[Passage provided]
In 2011, we bought a run down house across town from us. Our home was paid off, so we borrowed against it because we were “making a big bet”. We were going to use our eBay profits, renovate the hell out of this old brick farmhouse, and turn it into a money making machine (aka vacation rental). If you listen to us regularly, you know much of this story by now.
But during those three years of renovation, we didn’t talk much about what was going on. Hell, we didn’t even tell our family right away that we even bought this house. How crazy were we? Did we just buy a money pit? What did we know about rentals?
All of our eBay profits went into this place. Month after month. We’d make money and reinvest it back into this house. New wiring. New lights. New plumbing. New floors. It felt endless. We had a lot of sleepless nights and a good number of arguments caused by regular tension and worry. Some months we had to take a break because it felt we were too close to the edge. But we had a vision.
When we started our eBay business, we just bought what we loved (old leather boots and wool coats). Then we learned and expanded what we loved to sell. Our business grew naturally. With this vacation rental, we created a house that we would want to stay in (lots of wood and clean lines). When we ever get stressed in either business, we just ask ourselves, “Does this make sense and excite us?” This simple question gets us through every time.
Fast forward to 2015. We’re booked 22 nights this month in just our second month of business. It’s beyond our wildest dreams (though we need a longer rent history before I really feel good). Now, instead of spending money on this house, we’re actually making money. Not as much money as our eBay business, but it’s a solid second income stream.
So what do we do with this “extra” money that feels so unnatural? PAY DOWN DEBT. I refer to a great post over at Frugalwoods. This young couple are part of the extreme/early retirement culture (aka thrifty as hell) that aim to save every penny as quick as possible so they can do the work/fun/travel/live/family on their own terms.
We have modest? debt (about $180k) from buying the rental house and another three acres of land near us (we like land). Debt always has us worried because it means we always have to pay someone each month for years (we also hate paying interest). Instead of always letting this debt hover over me like a cloud, I finally took my own advice and DID THE NUMBERS. I used this great “pay down loan” calculator. If we make an extra $1500 payment each month, we’ll pay off our debt in five years. What?! Because we’re thrifty as hell, this is doable. We’re going to treat that extra mortgage payment like it’s a MUST PAY bill. So there you go, that’s our new vision. Sell old shoes on eBay, rent to vacationers, and pay down our debt like our hair is on fire.

[Records shown]

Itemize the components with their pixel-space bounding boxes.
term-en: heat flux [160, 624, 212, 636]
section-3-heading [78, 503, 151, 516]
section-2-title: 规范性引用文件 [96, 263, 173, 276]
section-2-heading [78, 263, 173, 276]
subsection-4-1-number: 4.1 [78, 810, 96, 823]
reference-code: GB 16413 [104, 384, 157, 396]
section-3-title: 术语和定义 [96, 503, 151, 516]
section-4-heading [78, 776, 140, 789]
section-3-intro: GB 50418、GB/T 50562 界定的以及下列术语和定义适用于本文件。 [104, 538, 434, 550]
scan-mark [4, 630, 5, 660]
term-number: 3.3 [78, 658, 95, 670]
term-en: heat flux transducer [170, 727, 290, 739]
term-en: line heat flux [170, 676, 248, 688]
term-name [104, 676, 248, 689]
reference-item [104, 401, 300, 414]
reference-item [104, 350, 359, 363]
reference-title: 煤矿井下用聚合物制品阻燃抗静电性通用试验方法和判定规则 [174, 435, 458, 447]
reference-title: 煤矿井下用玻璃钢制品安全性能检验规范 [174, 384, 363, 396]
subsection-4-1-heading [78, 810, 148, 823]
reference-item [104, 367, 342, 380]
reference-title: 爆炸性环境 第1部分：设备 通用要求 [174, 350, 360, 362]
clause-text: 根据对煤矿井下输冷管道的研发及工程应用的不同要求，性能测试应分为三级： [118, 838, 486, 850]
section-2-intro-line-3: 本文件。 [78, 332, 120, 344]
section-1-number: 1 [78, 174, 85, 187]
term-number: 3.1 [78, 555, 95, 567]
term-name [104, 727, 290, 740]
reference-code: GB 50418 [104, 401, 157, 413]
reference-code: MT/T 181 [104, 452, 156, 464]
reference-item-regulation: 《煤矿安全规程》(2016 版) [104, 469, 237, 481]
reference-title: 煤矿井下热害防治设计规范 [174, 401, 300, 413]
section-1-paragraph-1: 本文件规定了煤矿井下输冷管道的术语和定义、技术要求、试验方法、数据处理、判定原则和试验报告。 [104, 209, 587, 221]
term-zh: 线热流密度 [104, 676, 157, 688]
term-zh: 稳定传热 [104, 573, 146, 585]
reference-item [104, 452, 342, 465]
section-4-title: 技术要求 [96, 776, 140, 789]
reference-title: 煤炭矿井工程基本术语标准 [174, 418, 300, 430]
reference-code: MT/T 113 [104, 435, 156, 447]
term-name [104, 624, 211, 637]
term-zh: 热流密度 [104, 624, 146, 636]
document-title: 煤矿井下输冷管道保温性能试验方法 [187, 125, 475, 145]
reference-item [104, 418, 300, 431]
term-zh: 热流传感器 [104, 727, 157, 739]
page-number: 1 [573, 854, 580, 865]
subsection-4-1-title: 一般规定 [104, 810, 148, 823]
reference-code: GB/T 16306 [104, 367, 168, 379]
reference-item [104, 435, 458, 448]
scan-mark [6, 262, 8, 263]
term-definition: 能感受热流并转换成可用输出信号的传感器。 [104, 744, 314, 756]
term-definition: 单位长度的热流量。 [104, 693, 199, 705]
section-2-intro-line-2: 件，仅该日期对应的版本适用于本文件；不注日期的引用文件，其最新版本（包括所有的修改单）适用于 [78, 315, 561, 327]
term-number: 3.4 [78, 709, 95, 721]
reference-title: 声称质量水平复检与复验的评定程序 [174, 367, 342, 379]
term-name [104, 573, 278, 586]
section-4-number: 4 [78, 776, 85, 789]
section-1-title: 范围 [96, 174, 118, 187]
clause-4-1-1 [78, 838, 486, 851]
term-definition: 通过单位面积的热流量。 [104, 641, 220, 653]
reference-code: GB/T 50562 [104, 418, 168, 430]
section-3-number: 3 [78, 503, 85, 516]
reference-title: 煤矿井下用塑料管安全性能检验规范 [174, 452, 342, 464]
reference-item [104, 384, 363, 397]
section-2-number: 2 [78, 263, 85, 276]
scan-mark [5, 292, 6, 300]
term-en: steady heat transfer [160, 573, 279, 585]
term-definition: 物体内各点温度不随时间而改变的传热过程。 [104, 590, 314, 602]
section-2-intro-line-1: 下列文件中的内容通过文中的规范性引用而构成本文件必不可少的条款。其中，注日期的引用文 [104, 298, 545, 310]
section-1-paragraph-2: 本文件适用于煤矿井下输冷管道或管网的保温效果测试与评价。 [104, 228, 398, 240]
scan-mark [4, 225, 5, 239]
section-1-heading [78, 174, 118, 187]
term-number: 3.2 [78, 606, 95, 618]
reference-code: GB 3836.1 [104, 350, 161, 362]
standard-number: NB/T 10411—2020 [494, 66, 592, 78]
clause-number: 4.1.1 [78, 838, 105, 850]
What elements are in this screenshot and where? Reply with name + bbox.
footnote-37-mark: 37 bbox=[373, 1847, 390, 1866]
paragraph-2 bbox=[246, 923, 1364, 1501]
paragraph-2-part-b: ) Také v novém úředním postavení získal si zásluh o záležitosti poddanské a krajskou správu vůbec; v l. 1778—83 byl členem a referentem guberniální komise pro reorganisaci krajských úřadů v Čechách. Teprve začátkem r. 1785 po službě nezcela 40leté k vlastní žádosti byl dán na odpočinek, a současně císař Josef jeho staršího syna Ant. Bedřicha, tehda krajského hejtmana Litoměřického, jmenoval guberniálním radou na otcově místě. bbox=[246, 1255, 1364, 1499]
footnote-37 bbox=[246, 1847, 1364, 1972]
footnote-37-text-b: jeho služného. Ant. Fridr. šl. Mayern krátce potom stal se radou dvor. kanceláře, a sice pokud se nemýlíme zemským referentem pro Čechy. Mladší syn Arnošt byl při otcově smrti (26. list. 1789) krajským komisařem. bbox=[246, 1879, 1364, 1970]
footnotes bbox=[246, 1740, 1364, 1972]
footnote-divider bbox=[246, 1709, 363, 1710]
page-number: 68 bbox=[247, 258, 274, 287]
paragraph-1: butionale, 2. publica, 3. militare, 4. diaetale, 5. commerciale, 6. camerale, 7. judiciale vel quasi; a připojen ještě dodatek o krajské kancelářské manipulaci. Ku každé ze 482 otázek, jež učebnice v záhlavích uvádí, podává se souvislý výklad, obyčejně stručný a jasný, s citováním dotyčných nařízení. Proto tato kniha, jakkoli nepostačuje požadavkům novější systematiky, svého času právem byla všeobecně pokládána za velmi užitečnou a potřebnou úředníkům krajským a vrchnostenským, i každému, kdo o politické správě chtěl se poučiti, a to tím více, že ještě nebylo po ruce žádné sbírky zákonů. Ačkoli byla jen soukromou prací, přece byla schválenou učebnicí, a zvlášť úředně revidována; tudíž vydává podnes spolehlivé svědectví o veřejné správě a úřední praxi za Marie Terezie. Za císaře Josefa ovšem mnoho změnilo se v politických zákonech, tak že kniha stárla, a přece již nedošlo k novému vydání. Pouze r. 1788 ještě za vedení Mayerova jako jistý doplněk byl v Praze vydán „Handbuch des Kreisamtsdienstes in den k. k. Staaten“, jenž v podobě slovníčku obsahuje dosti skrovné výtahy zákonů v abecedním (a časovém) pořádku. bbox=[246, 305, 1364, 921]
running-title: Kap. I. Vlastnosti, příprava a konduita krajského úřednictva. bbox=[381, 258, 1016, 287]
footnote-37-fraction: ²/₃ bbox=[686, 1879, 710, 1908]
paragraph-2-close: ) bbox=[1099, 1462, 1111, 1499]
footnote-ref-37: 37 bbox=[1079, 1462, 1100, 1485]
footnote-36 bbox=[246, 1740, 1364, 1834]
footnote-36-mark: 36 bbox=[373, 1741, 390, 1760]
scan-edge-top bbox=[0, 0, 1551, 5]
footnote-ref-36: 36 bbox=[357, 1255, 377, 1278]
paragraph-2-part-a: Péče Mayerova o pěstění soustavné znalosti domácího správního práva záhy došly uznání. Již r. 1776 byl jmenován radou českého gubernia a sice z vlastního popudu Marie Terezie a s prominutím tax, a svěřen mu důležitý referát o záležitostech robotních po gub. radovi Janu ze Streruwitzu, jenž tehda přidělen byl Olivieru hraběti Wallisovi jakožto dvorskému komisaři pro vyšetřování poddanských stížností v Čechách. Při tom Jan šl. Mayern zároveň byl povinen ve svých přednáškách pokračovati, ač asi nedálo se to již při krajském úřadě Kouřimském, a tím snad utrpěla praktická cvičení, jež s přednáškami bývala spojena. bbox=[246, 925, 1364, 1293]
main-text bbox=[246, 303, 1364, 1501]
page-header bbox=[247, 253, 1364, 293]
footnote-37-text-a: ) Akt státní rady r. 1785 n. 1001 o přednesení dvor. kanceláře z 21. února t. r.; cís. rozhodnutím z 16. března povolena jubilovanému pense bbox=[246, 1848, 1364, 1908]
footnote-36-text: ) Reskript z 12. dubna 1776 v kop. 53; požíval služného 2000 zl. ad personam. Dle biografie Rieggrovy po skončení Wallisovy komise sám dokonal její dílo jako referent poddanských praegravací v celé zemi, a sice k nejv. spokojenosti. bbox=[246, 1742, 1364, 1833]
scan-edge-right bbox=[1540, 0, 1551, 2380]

[Task set]
(1) Copy the records word for word, covering the stretch from their very beginning through the line that contains "term-en: line heat flux [170, 676, 248, 688]".
(2) Resume the post about the vacation rental house and paying down debt, picking up right after its final sentence.

[Response list]
(1)
Itemize the components with their pixel-space bounding boxes.
term-en: heat flux [160, 624, 212, 636]
section-3-heading [78, 503, 151, 516]
section-2-title: 规范性引用文件 [96, 263, 173, 276]
section-2-heading [78, 263, 173, 276]
subsection-4-1-number: 4.1 [78, 810, 96, 823]
reference-code: GB 16413 [104, 384, 157, 396]
section-3-title: 术语和定义 [96, 503, 151, 516]
section-4-heading [78, 776, 140, 789]
section-3-intro: GB 50418、GB/T 50562 界定的以及下列术语和定义适用于本文件。 [104, 538, 434, 550]
scan-mark [4, 630, 5, 660]
term-number: 3.3 [78, 658, 95, 670]
term-en: heat flux transducer [170, 727, 290, 739]
term-en: line heat flux [170, 676, 248, 688]

(2)
Okay, let’s talk about this week:
We had an incredible good week in our eBay store. Like we always say, list it and forget it. Some weeks will be slow. Some weeks will be good. All you can do is fill the pipeline with cool stuff.
I have to mention that our phone bill still amazes me after a year of using Ting. We spend about $50 total for two phones vs the $200 we used to spend on AT&T. No change in usage. And I love that if we don’t use our phones much, we pay even less. I have no idea how the big phone companies stay in business. There are lost of these smaller cell providers (Tracphone, Republic Wireless, etc) This is the one monthly bill that seems easiest to reduce.
Comments were good again last week:
—I continue to scare off new commenters because I’m a blowhard, but this person did a good job summing up what we’re trying to accomplish
—Someone suggested trying setting up Business Policies on your store to help streamline listing. We tried this once but seems to work better if you sell a small set of the same items. What do you think?
—Deal Diva pointed us to another great series of videos showing how to safely scrap the gold in certain computer parts.
This week’s throw back episode looks back at how we do our taxes since it’s tax season. We essentially do our taxes the same way year in and year out. It’s all about keeping up with our accounting each month.
And if you want to come spend your vacation with us, rent our Farmhouse in the beautiful Shenandoah Valley. And of course we give discounts to fellow Scavengers.
The Weekly Scavenger Numbers
Our Store Week April 5-11, 2015
- Total Items in Store: 3881
- Items Sold: 39
- Cost of Items Sold: $240
- Total Sales: $$2,749.25 (+ Amazon $400) = 3,149.25
- Highest Price Sold: $800 (Vintage Watch )
- Average Price Sold: $80.74
- International Sales: 2 (1 GSP)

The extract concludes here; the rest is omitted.